Objective: Restate the full set of records exactly, word for word.

--- start ---

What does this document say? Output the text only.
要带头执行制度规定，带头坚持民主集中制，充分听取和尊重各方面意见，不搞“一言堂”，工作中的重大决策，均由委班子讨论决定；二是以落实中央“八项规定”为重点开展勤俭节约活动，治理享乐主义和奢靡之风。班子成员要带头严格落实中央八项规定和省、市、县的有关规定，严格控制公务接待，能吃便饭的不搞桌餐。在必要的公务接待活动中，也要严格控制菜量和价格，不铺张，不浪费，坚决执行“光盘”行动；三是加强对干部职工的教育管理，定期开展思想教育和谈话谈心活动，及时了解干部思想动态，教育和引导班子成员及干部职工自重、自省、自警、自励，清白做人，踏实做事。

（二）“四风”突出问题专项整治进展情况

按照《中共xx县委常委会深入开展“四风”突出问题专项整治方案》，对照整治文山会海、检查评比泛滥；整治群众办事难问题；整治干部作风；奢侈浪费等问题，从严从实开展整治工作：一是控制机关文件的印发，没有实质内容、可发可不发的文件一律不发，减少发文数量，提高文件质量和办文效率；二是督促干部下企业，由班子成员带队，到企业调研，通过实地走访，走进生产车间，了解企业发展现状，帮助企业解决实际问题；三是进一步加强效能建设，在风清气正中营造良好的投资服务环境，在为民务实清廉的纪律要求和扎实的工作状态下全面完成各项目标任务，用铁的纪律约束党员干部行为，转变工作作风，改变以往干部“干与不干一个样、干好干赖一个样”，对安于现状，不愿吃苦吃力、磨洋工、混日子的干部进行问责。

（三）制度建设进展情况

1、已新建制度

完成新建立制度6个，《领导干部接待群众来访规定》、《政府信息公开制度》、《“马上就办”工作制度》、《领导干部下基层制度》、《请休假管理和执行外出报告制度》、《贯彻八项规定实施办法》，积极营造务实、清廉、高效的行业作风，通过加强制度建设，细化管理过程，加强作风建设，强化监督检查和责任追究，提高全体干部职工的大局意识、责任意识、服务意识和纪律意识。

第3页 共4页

--- end ---

Correct result:
What does this document say? Output the text only.
要带头执行制度规定，带头坚持民主集中制，充分听取和尊重各方面意见，不搞“一言堂”，工作中的重大决策，均由委班子讨论决定；二是以落实中央“八项规定”为重点开展勤俭节约活动，治理享乐主义和奢靡之风。班子成员要带头严格落实中央八项规定和省、市、县的有关规定，严格控制公务接待，能吃便饭的不搞桌餐。在必要的公务接待活动中，也要严格控制菜量和价格，不铺张，不浪费，坚决执行“光盘”行动；三是加强对干部职工的教育管理，定期开展思想教育和谈话谈心活动，及时了解干部思想动态，教育和引导班子成员及干部职工自重、自省、自警、自励，清白做人，踏实做事。

（二）“四风”突出问题专项整治进展情况

按照《中共xx县委常委会深入开展“四风”突出问题专项整治方案》，对照整治文山会海、检查评比泛滥；整治群众办事难问题；整治干部作风；奢侈浪费等问题，从严从实开展整治工作：一是控制机关文件的印发，没有实质内容、可发可不发的文件一律不发，减少发文数量，提高文件质量和办文效率；二是督促干部下企业，由班子成员带队，到企业调研，通过实地走访，走进生产车间，了解企业发展现状，帮助企业解决实际问题；三是进一步加强效能建设，在风清气正中营造良好的投资服务环境，在为民务实清廉的纪律要求和扎实的工作状态下全面完成各项目标任务，用铁的纪律约束党员干部行为，转变工作作风，改变以往干部“干与不干一个样、干好干赖一个样”，对安于现状，不愿吃苦吃力、磨洋工、混日子的干部进行问责。

（三）制度建设进展情况

1、已新建制度

完成新建立制度6个，《领导干部接待群众来访规定》、《政府信息公开制度》、《“马上就办”工作制度》、《领导干部下基层制度》、《请休假管理和执行外出报告制度》、《贯彻八项规定实施办法》，积极营造务实、清廉、高效的行业作风，通过加强制度建设，细化管理过程，加强作风建设，强化监督检查和责任追究，提高全体干部职工的大局意识、责任意识、服务意识和纪律意识。

第3页 共4页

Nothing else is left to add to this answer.